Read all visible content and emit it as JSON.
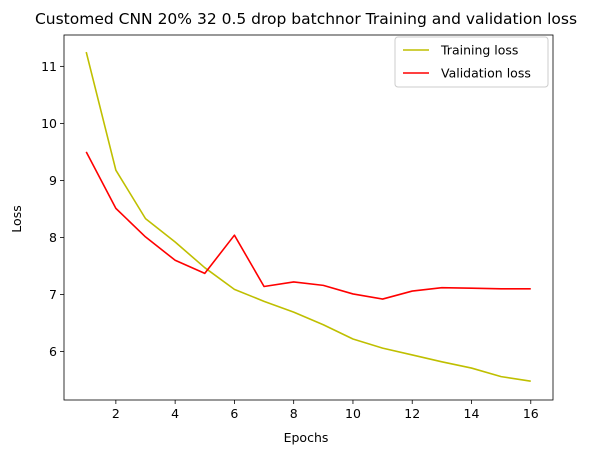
{
  "chart_data": {
    "type": "line",
    "title": "Customed CNN 20% 32 0.5 drop batchnor Training and validation loss",
    "xlabel": "Epochs",
    "ylabel": "Loss",
    "xlim": [
      0.25,
      16.75
    ],
    "ylim": [
      5.15,
      11.55
    ],
    "xticks": [
      2,
      4,
      6,
      8,
      10,
      12,
      14,
      16
    ],
    "yticks": [
      6,
      7,
      8,
      9,
      10,
      11
    ],
    "grid": false,
    "legend_position": "top-right",
    "x": [
      1,
      2,
      3,
      4,
      5,
      6,
      7,
      8,
      9,
      10,
      11,
      12,
      13,
      14,
      15,
      16
    ],
    "series": [
      {
        "name": "Training loss",
        "color": "#bfbf00",
        "values": [
          11.25,
          9.18,
          8.33,
          7.92,
          7.47,
          7.09,
          6.88,
          6.69,
          6.47,
          6.22,
          6.06,
          5.94,
          5.82,
          5.71,
          5.56,
          5.48
        ]
      },
      {
        "name": "Validation loss",
        "color": "#ff0000",
        "values": [
          9.5,
          8.51,
          8.01,
          7.6,
          7.37,
          8.04,
          7.14,
          7.22,
          7.16,
          7.01,
          6.92,
          7.06,
          7.12,
          7.11,
          7.1,
          7.1
        ]
      }
    ]
  }
}
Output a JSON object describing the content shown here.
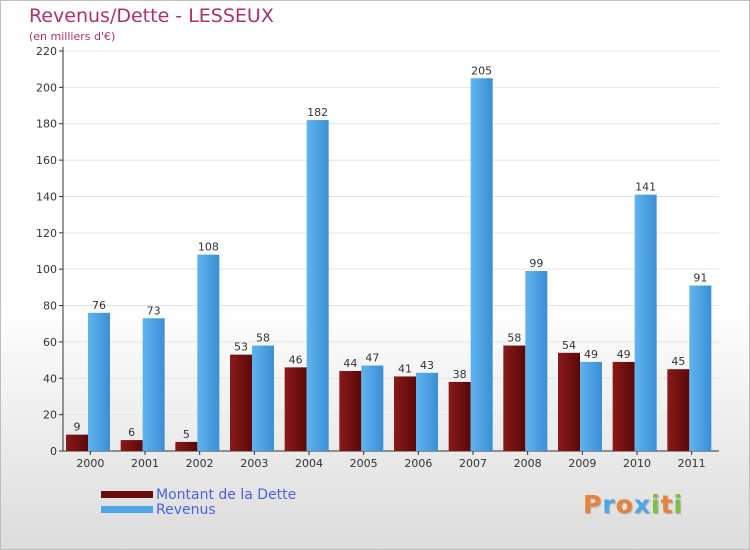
{
  "title": "Revenus/Dette - LESSEUX",
  "subtitle": "(en milliers d'€)",
  "colors": {
    "dette": "#7a1010",
    "revenus": "#4ea6e6",
    "title": "#b0306a",
    "legend_text": "#4a63d9"
  },
  "legend": [
    {
      "label": "Montant de la Dette",
      "color": "#6b0c0c"
    },
    {
      "label": "Revenus",
      "color": "#4ea6e6"
    }
  ],
  "logo": {
    "text": "Proxiti",
    "colors": [
      "#e8813a",
      "#4ea6e6",
      "#e8813a",
      "#4ea6e6",
      "#7bc043",
      "#e8813a",
      "#7bc043"
    ]
  },
  "chart_data": {
    "type": "bar",
    "categories": [
      "2000",
      "2001",
      "2002",
      "2003",
      "2004",
      "2005",
      "2006",
      "2007",
      "2008",
      "2009",
      "2010",
      "2011"
    ],
    "series": [
      {
        "name": "Montant de la Dette",
        "values": [
          9,
          6,
          5,
          53,
          46,
          44,
          41,
          38,
          58,
          54,
          49,
          45
        ]
      },
      {
        "name": "Revenus",
        "values": [
          76,
          73,
          108,
          58,
          182,
          47,
          43,
          205,
          99,
          49,
          141,
          91
        ]
      }
    ],
    "ylim": [
      0,
      220
    ],
    "yticks": [
      0,
      20,
      40,
      60,
      80,
      100,
      120,
      140,
      160,
      180,
      200,
      220
    ],
    "grid": true,
    "legend_position": "bottom-left"
  }
}
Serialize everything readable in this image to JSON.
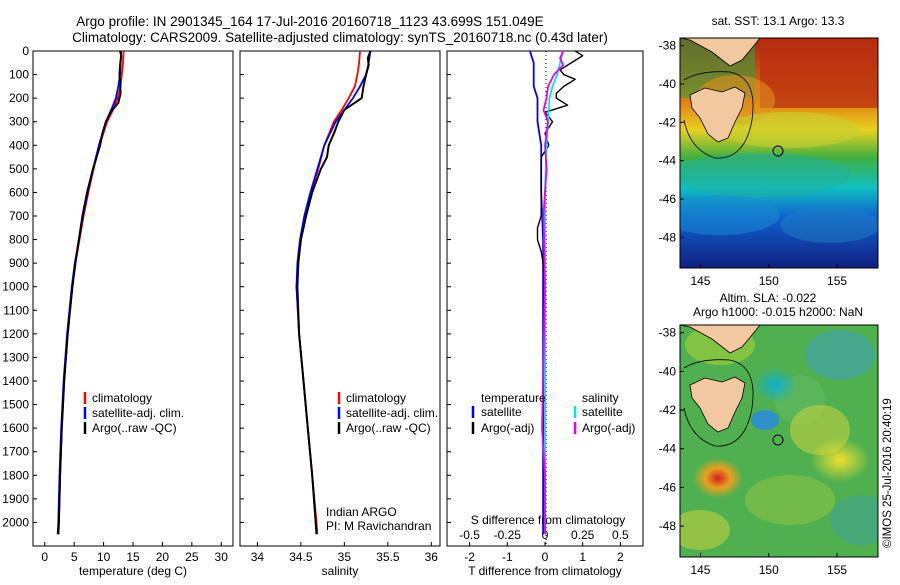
{
  "header": {
    "line1": "Argo profile: IN 2901345_164 17-Jul-2016 20160718_1123 43.699S 151.049E",
    "line2": "Climatology: CARS2009. Satellite-adjusted climatology: synTS_20160718.nc (0.43d later)"
  },
  "colors": {
    "climatology": "#ff0000",
    "satellite": "#0000ff",
    "argo": "#000000",
    "sal_satellite": "#00e5ee",
    "sal_argo": "#ee00ee"
  },
  "chart_data": [
    {
      "id": "temperature",
      "type": "line",
      "xlabel": "temperature (deg C)",
      "xlim": [
        -2,
        32
      ],
      "xticks": [
        0,
        5,
        10,
        15,
        20,
        25,
        30
      ],
      "ylim": [
        0,
        2100
      ],
      "yticks": [
        0,
        100,
        200,
        300,
        400,
        500,
        600,
        700,
        800,
        900,
        1000,
        1100,
        1200,
        1300,
        1400,
        1500,
        1600,
        1700,
        1800,
        1900,
        2000
      ],
      "legend": [
        "climatology",
        "satellite-adj. clim.",
        "Argo(..raw -QC)"
      ],
      "series": [
        {
          "name": "climatology",
          "depth": [
            0,
            50,
            100,
            150,
            200,
            250,
            300,
            400,
            500,
            600,
            700,
            800,
            900,
            1000,
            1200,
            1400,
            1600,
            1800,
            2000,
            2050
          ],
          "values": [
            13.4,
            13.3,
            13.1,
            12.9,
            12.4,
            11.6,
            10.6,
            9.3,
            8.3,
            7.4,
            6.6,
            5.9,
            5.2,
            4.7,
            3.9,
            3.3,
            2.9,
            2.6,
            2.4,
            2.3
          ]
        },
        {
          "name": "satellite",
          "depth": [
            0,
            50,
            100,
            150,
            200,
            250,
            300,
            400,
            500,
            600,
            700,
            800,
            900,
            1000,
            1200,
            1400,
            1600,
            1800,
            2000,
            2050
          ],
          "values": [
            13.0,
            12.9,
            12.8,
            12.5,
            12.1,
            11.3,
            10.4,
            9.2,
            8.2,
            7.3,
            6.5,
            5.8,
            5.1,
            4.6,
            3.8,
            3.2,
            2.8,
            2.5,
            2.3,
            2.2
          ]
        },
        {
          "name": "argo",
          "depth": [
            0,
            20,
            60,
            100,
            140,
            180,
            220,
            260,
            300,
            350,
            400,
            500,
            600,
            700,
            800,
            900,
            1000,
            1200,
            1400,
            1600,
            1800,
            2000,
            2050
          ],
          "values": [
            12.8,
            13.0,
            12.8,
            12.7,
            12.8,
            12.9,
            12.5,
            11.2,
            10.4,
            9.8,
            9.4,
            8.2,
            7.2,
            6.4,
            5.8,
            5.2,
            4.7,
            3.9,
            3.3,
            2.9,
            2.6,
            2.4,
            2.3
          ]
        }
      ]
    },
    {
      "id": "salinity",
      "type": "line",
      "xlabel": "salinity",
      "xlim": [
        33.8,
        36.1
      ],
      "xticks": [
        34,
        34.5,
        35,
        35.5,
        36
      ],
      "ylim": [
        0,
        2100
      ],
      "legend": [
        "climatology",
        "satellite-adj. clim.",
        "Argo(..raw -QC)"
      ],
      "annotation": [
        "Indian ARGO",
        "PI: M Ravichandran"
      ],
      "series": [
        {
          "name": "climatology",
          "depth": [
            0,
            50,
            100,
            150,
            200,
            250,
            300,
            400,
            500,
            600,
            700,
            800,
            900,
            1000,
            1200,
            1400,
            1600,
            1800,
            2000,
            2050
          ],
          "values": [
            35.18,
            35.17,
            35.15,
            35.12,
            35.05,
            34.97,
            34.88,
            34.77,
            34.7,
            34.62,
            34.55,
            34.5,
            34.47,
            34.45,
            34.48,
            34.53,
            34.58,
            34.63,
            34.68,
            34.69
          ]
        },
        {
          "name": "satellite",
          "depth": [
            0,
            50,
            100,
            150,
            200,
            250,
            300,
            400,
            500,
            600,
            700,
            800,
            900,
            1000,
            1200,
            1400,
            1600,
            1800,
            2000,
            2050
          ],
          "values": [
            35.3,
            35.28,
            35.25,
            35.18,
            35.1,
            35.0,
            34.9,
            34.77,
            34.69,
            34.61,
            34.54,
            34.49,
            34.46,
            34.45,
            34.48,
            34.53,
            34.58,
            34.63,
            34.67,
            34.68
          ]
        },
        {
          "name": "argo",
          "depth": [
            0,
            30,
            60,
            100,
            150,
            200,
            250,
            300,
            350,
            400,
            450,
            500,
            600,
            700,
            800,
            900,
            1000,
            1200,
            1400,
            1600,
            1800,
            2000,
            2050
          ],
          "values": [
            35.3,
            35.27,
            35.28,
            35.25,
            35.22,
            35.2,
            35.0,
            34.93,
            34.88,
            34.82,
            34.8,
            34.73,
            34.63,
            34.56,
            34.5,
            34.47,
            34.46,
            34.48,
            34.53,
            34.58,
            34.63,
            34.67,
            34.68
          ]
        }
      ]
    },
    {
      "id": "difference",
      "type": "line",
      "xlabel": "T difference from climatology",
      "x2label": "S difference from climatology",
      "xlim": [
        -2.6,
        2.6
      ],
      "xticks": [
        -2,
        -1,
        0,
        1,
        2
      ],
      "x2ticks": [
        "-0.5",
        "-0.25",
        "0",
        "0.25",
        "0.5"
      ],
      "ylim": [
        0,
        2100
      ],
      "legend": {
        "temperature": "temperature",
        "salinity": "salinity",
        "satellite": "satellite",
        "argo": "Argo(-adj)"
      },
      "series": [
        {
          "name": "T satellite",
          "depth": [
            0,
            50,
            100,
            150,
            200,
            300,
            400,
            500,
            600,
            800,
            1000,
            1200,
            1500,
            1800,
            2050
          ],
          "values": [
            -0.4,
            -0.3,
            -0.3,
            -0.3,
            -0.2,
            -0.2,
            -0.1,
            -0.1,
            -0.1,
            -0.05,
            -0.05,
            -0.05,
            -0.05,
            -0.05,
            -0.05
          ]
        },
        {
          "name": "T argo",
          "depth": [
            0,
            20,
            40,
            60,
            80,
            100,
            120,
            150,
            180,
            200,
            230,
            260,
            300,
            350,
            400,
            450,
            500,
            600,
            700,
            750,
            800,
            850,
            900,
            1000,
            1100,
            1200,
            1300,
            1500,
            1800,
            2050
          ],
          "values": [
            0.8,
            1.0,
            0.8,
            0.6,
            0.4,
            0.5,
            0.8,
            0.5,
            0.3,
            0.3,
            0.6,
            0.0,
            0.2,
            0.0,
            0.1,
            -0.1,
            -0.1,
            -0.1,
            -0.1,
            -0.2,
            -0.2,
            -0.1,
            -0.05,
            0.0,
            0.0,
            0.0,
            0.0,
            0.0,
            0.0,
            0.0
          ]
        },
        {
          "name": "S satellite",
          "depth": [
            0,
            50,
            100,
            150,
            200,
            300,
            400,
            600,
            800,
            1000,
            1200,
            1500,
            1800,
            2050
          ],
          "values": [
            0.12,
            0.1,
            0.08,
            0.05,
            0.03,
            0.02,
            0.01,
            0.0,
            0.0,
            0.0,
            0.0,
            0.0,
            0.0,
            0.0
          ]
        },
        {
          "name": "S argo",
          "depth": [
            0,
            30,
            60,
            100,
            150,
            200,
            250,
            300,
            400,
            500,
            700,
            1000,
            1300,
            1600,
            1800,
            2050
          ],
          "values": [
            0.12,
            0.1,
            0.12,
            0.06,
            0.02,
            0.01,
            -0.01,
            0.02,
            0.0,
            0.01,
            -0.01,
            0.0,
            -0.01,
            -0.02,
            0.0,
            0.0
          ]
        }
      ]
    }
  ],
  "maps": {
    "sst": {
      "title": "sat. SST: 13.1 Argo: 13.3",
      "yticks": [
        "-38",
        "-40",
        "-42",
        "-44",
        "-46",
        "-48"
      ],
      "xticks": [
        "145",
        "150",
        "155"
      ]
    },
    "sla": {
      "title1": "Altim. SLA: -0.022",
      "title2": "Argo h1000: -0.015 h2000: NaN",
      "yticks": [
        "-38",
        "-40",
        "-42",
        "-44",
        "-46",
        "-48"
      ],
      "xticks": [
        "145",
        "150",
        "155"
      ]
    }
  },
  "credit": "©IMOS 25-Jul-2016 20:40:19"
}
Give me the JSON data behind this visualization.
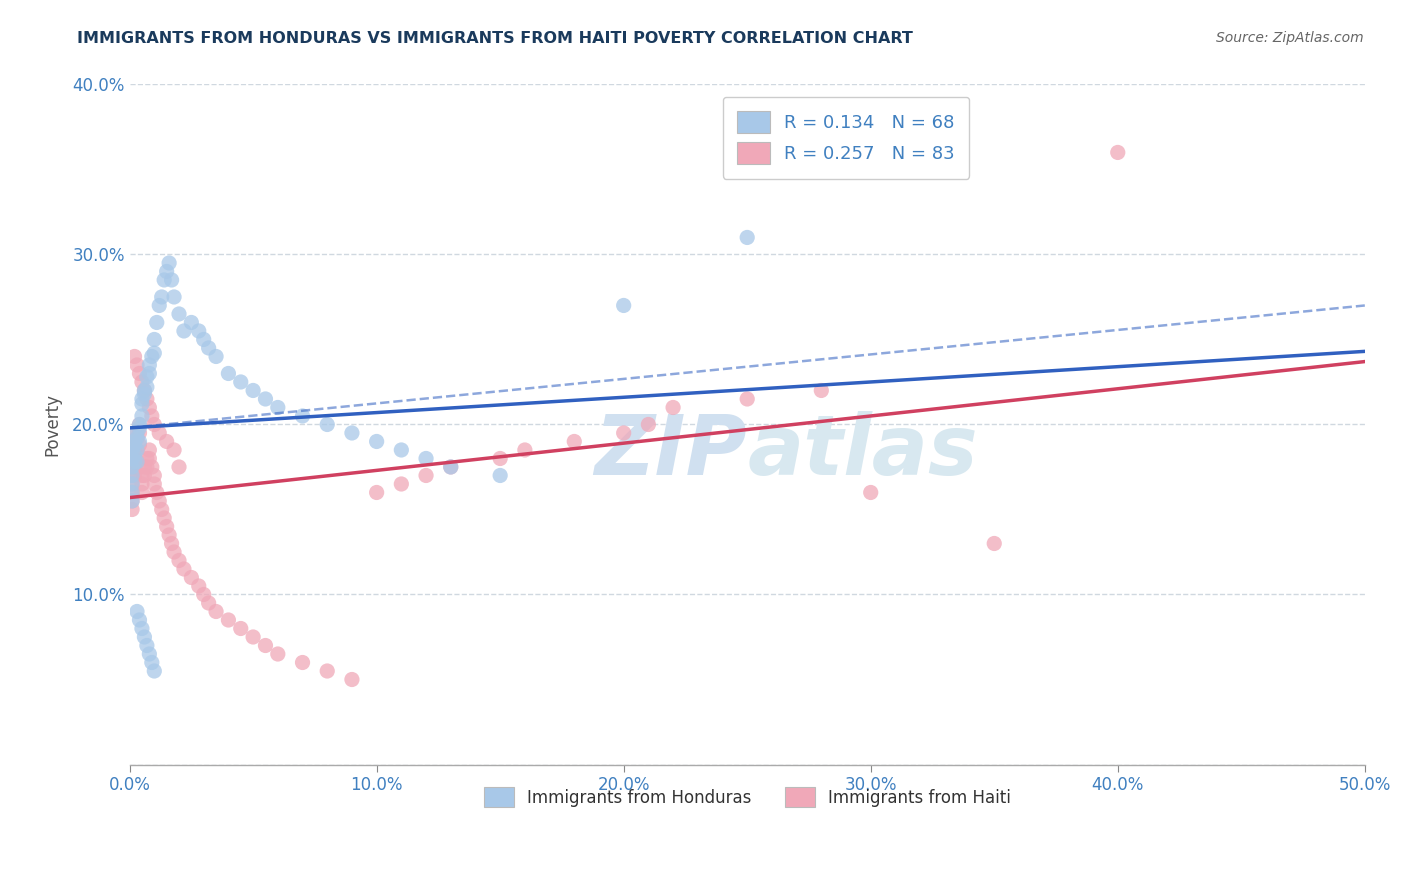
{
  "title": "IMMIGRANTS FROM HONDURAS VS IMMIGRANTS FROM HAITI POVERTY CORRELATION CHART",
  "source": "Source: ZipAtlas.com",
  "ylabel": "Poverty",
  "xlim": [
    0,
    0.5
  ],
  "ylim": [
    0,
    0.4
  ],
  "xticks": [
    0.0,
    0.1,
    0.2,
    0.3,
    0.4,
    0.5
  ],
  "xtick_labels": [
    "0.0%",
    "10.0%",
    "20.0%",
    "30.0%",
    "40.0%",
    "50.0%"
  ],
  "yticks": [
    0.0,
    0.1,
    0.2,
    0.3,
    0.4
  ],
  "ytick_labels": [
    "",
    "10.0%",
    "20.0%",
    "30.0%",
    "40.0%"
  ],
  "legend1_label": "R = 0.134   N = 68",
  "legend2_label": "R = 0.257   N = 83",
  "legend_bottom1": "Immigrants from Honduras",
  "legend_bottom2": "Immigrants from Haiti",
  "blue_color": "#a8c8e8",
  "pink_color": "#f0a8b8",
  "line_blue_color": "#3060c0",
  "line_pink_color": "#d04060",
  "axis_label_color": "#4080c0",
  "title_color": "#1a3a5c",
  "watermark_color": "#d0e0f0",
  "background_color": "#ffffff",
  "grid_color": "#d0d8e0",
  "blue_line_x0": 0.0,
  "blue_line_y0": 0.198,
  "blue_line_x1": 0.5,
  "blue_line_y1": 0.243,
  "pink_line_x0": 0.0,
  "pink_line_y0": 0.157,
  "pink_line_x1": 0.5,
  "pink_line_y1": 0.237,
  "dash_line_x0": 0.0,
  "dash_line_y0": 0.198,
  "dash_line_x1": 0.5,
  "dash_line_y1": 0.27,
  "blue_scatter_x": [
    0.001,
    0.001,
    0.001,
    0.001,
    0.001,
    0.001,
    0.001,
    0.002,
    0.002,
    0.002,
    0.002,
    0.003,
    0.003,
    0.003,
    0.003,
    0.004,
    0.004,
    0.004,
    0.005,
    0.005,
    0.005,
    0.006,
    0.006,
    0.007,
    0.007,
    0.008,
    0.008,
    0.009,
    0.01,
    0.01,
    0.011,
    0.012,
    0.013,
    0.014,
    0.015,
    0.016,
    0.017,
    0.018,
    0.02,
    0.022,
    0.025,
    0.028,
    0.03,
    0.032,
    0.035,
    0.04,
    0.045,
    0.05,
    0.055,
    0.06,
    0.07,
    0.08,
    0.09,
    0.1,
    0.11,
    0.12,
    0.13,
    0.15,
    0.2,
    0.25,
    0.003,
    0.004,
    0.005,
    0.006,
    0.007,
    0.008,
    0.009,
    0.01
  ],
  "blue_scatter_y": [
    0.185,
    0.18,
    0.175,
    0.17,
    0.165,
    0.16,
    0.155,
    0.19,
    0.188,
    0.182,
    0.178,
    0.195,
    0.192,
    0.185,
    0.178,
    0.2,
    0.198,
    0.19,
    0.215,
    0.212,
    0.205,
    0.22,
    0.218,
    0.228,
    0.222,
    0.235,
    0.23,
    0.24,
    0.25,
    0.242,
    0.26,
    0.27,
    0.275,
    0.285,
    0.29,
    0.295,
    0.285,
    0.275,
    0.265,
    0.255,
    0.26,
    0.255,
    0.25,
    0.245,
    0.24,
    0.23,
    0.225,
    0.22,
    0.215,
    0.21,
    0.205,
    0.2,
    0.195,
    0.19,
    0.185,
    0.18,
    0.175,
    0.17,
    0.27,
    0.31,
    0.09,
    0.085,
    0.08,
    0.075,
    0.07,
    0.065,
    0.06,
    0.055
  ],
  "pink_scatter_x": [
    0.001,
    0.001,
    0.001,
    0.001,
    0.001,
    0.001,
    0.001,
    0.001,
    0.002,
    0.002,
    0.002,
    0.002,
    0.002,
    0.003,
    0.003,
    0.003,
    0.003,
    0.004,
    0.004,
    0.004,
    0.005,
    0.005,
    0.005,
    0.006,
    0.006,
    0.007,
    0.007,
    0.008,
    0.008,
    0.009,
    0.01,
    0.01,
    0.011,
    0.012,
    0.013,
    0.014,
    0.015,
    0.016,
    0.017,
    0.018,
    0.02,
    0.022,
    0.025,
    0.028,
    0.03,
    0.032,
    0.035,
    0.04,
    0.045,
    0.05,
    0.055,
    0.06,
    0.07,
    0.08,
    0.09,
    0.1,
    0.11,
    0.12,
    0.13,
    0.15,
    0.16,
    0.18,
    0.2,
    0.21,
    0.22,
    0.25,
    0.28,
    0.3,
    0.35,
    0.4,
    0.002,
    0.003,
    0.004,
    0.005,
    0.006,
    0.007,
    0.008,
    0.009,
    0.01,
    0.012,
    0.015,
    0.018,
    0.02
  ],
  "pink_scatter_y": [
    0.185,
    0.18,
    0.175,
    0.17,
    0.165,
    0.16,
    0.155,
    0.15,
    0.19,
    0.185,
    0.18,
    0.175,
    0.17,
    0.195,
    0.192,
    0.185,
    0.178,
    0.2,
    0.195,
    0.188,
    0.17,
    0.165,
    0.16,
    0.175,
    0.17,
    0.18,
    0.175,
    0.185,
    0.18,
    0.175,
    0.17,
    0.165,
    0.16,
    0.155,
    0.15,
    0.145,
    0.14,
    0.135,
    0.13,
    0.125,
    0.12,
    0.115,
    0.11,
    0.105,
    0.1,
    0.095,
    0.09,
    0.085,
    0.08,
    0.075,
    0.07,
    0.065,
    0.06,
    0.055,
    0.05,
    0.16,
    0.165,
    0.17,
    0.175,
    0.18,
    0.185,
    0.19,
    0.195,
    0.2,
    0.21,
    0.215,
    0.22,
    0.16,
    0.13,
    0.36,
    0.24,
    0.235,
    0.23,
    0.225,
    0.22,
    0.215,
    0.21,
    0.205,
    0.2,
    0.195,
    0.19,
    0.185,
    0.175
  ]
}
********
Pull out every line containing "Montant".

▶ _Exercise response_
      "label": "Montant de la Dette",
        "name": "Montant de la Dette",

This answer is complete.